[Dataset records]
§ §

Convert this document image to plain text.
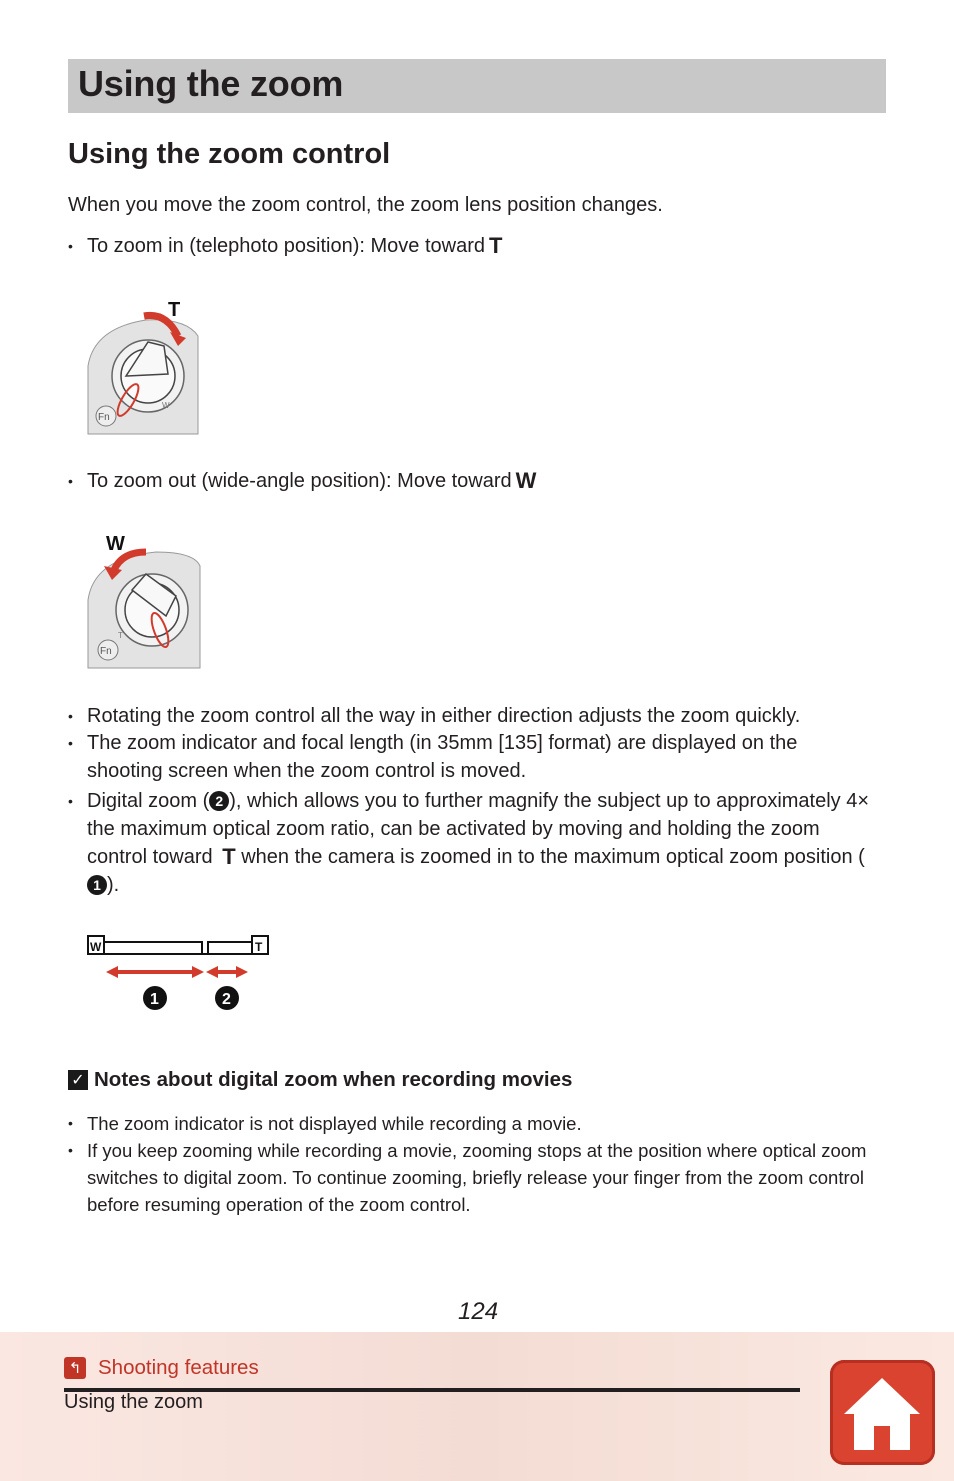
Using the zoom
Using the zoom control
When you move the zoom control, the zoom lens position changes.
• To zoom in (telephoto position): Move toward T
T
Fn
W
• To zoom out (wide-angle position): Move toward W
W
Fn
T
• Rotating the zoom control all the way in either direction adjusts the zoom quickly.
• The zoom indicator and focal length (in 35mm [135] format) are displayed on the shooting screen when the zoom control is moved.
• Digital zoom ( 2 ), which allows you to further magnify the subject up to approximately 4× the maximum optical zoom ratio, can be activated by moving and holding the zoom control toward T when the camera is zoomed in to the maximum optical zoom position (1 ).
W	T
1	2
✓ Notes about digital zoom when recording movies
• The zoom indicator is not displayed while recording a movie.
• If you keep zooming while recording a movie, zooming stops at the position where optical zoom switches to digital zoom. To continue zooming, briefly release your finger from the zoom control before resuming operation of the zoom control.
124
↰ Shooting features
Using the zoom
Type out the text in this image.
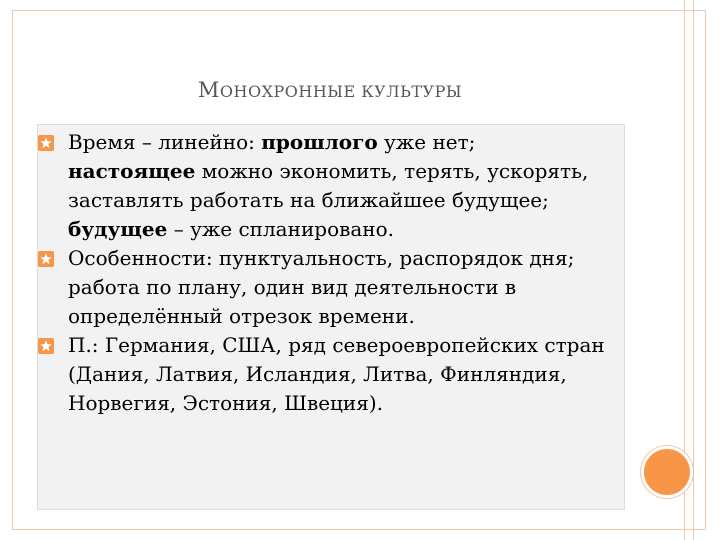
МОНОХРОННЫЕ КУЛЬТУРЫ
Время – линейно: прошлого уже нет; настоящее можно экономить, терять, ускорять, заставлять работать на ближайшее будущее; будущее – уже спланировано.
Особенности: пунктуальность, распорядок дня; работа по плану, один вид деятельности в определённый отрезок времени.
П.: Германия, США, ряд североевропейских стран (Дания, Латвия, Исландия, Литва, Финляндия, Норвегия, Эстония, Швеция).
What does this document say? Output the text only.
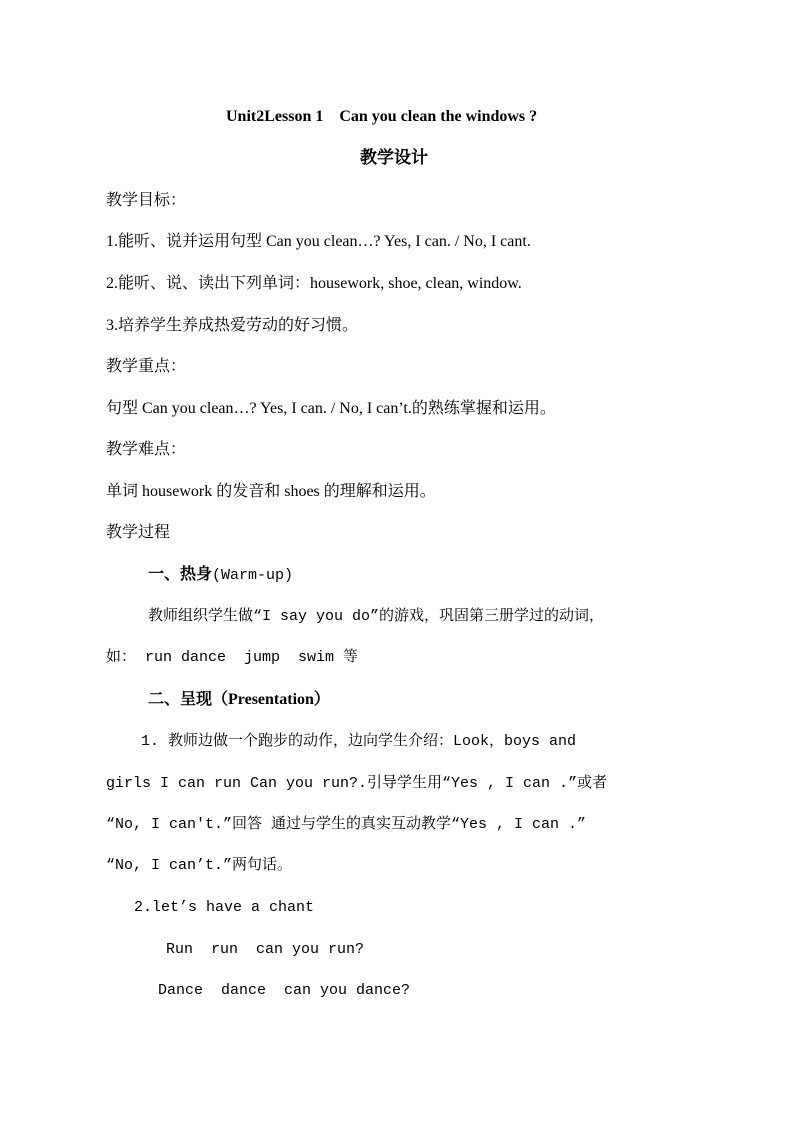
Unit2Lesson 1    Can you clean the windows ?
教学设计
教学目标：
1.能听、说并运用句型 Can you clean…? Yes, I can. / No, I cant.
2.能听、说、读出下列单词：housework, shoe, clean, window.
3.培养学生养成热爱劳动的好习惯。
教学重点：
句型 Can you clean…? Yes, I can. / No, I can’t.的熟练掌握和运用。
教学难点：
单词 housework 的发音和 shoes 的理解和运用。
教学过程
一、热身(Warm-up)
教师组织学生做“I say you do”的游戏，巩固第三册学过的动词，
如： run dance  jump  swim 等
二、呈现（Presentation）
1. 教师边做一个跑步的动作，边向学生介绍：Look，boys and
girls I can run Can you run?.引导学生用“Yes , I can .”或者
“No, I can't.”回答 通过与学生的真实互动教学“Yes , I can .”
“No, I can’t.”两句话。
2.let’s have a chant
Run  run  can you run?
Dance  dance  can you dance?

§ §

DESCRIPTION OF THE TASK
Identify each line containing the string "image" and copy it out.

THE SOLUTION
Convert this document image to plain text.
Type out the text in this image.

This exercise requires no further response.